▸ **STATED GOAL**
For every line in the data below that contains "特点及意义", copy the line.

(Extracted data entries)
** BEGIN **

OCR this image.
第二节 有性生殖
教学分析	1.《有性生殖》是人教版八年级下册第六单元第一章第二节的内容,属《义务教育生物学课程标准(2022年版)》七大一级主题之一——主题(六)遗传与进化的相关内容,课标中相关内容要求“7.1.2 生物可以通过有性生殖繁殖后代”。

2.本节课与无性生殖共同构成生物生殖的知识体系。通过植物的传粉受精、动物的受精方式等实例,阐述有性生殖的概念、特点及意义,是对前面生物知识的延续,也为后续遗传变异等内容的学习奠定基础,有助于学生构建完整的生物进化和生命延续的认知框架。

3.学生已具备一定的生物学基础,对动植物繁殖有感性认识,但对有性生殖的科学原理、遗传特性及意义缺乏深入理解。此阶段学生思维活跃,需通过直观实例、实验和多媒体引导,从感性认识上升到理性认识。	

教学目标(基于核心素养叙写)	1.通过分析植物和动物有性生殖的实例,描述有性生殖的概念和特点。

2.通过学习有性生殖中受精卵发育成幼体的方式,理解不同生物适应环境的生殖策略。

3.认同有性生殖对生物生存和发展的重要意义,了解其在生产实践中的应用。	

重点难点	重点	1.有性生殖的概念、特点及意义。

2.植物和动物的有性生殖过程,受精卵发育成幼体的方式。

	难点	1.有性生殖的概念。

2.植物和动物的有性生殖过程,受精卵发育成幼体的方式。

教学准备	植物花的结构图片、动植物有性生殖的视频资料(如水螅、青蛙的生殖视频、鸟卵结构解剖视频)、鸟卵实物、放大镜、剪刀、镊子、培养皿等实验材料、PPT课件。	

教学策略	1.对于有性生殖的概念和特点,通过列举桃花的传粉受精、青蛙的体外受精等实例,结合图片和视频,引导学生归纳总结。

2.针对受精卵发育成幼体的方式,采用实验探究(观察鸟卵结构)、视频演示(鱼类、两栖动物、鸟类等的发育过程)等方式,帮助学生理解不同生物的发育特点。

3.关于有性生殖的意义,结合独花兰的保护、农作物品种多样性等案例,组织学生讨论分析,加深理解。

** END **

▸ **EXERCISE ANSWER**
2.本节课与无性生殖共同构成生物生殖的知识体系。通过植物的传粉受精、动物的受精方式等实例,阐述有性生殖的概念、特点及意义,是对前面生物知识的延续,也为后续遗传变异等内容的学习奠定基础,有助于学生构建完整的生物进化和生命延续的认知框架。
重点难点	重点	1.有性生殖的概念、特点及意义。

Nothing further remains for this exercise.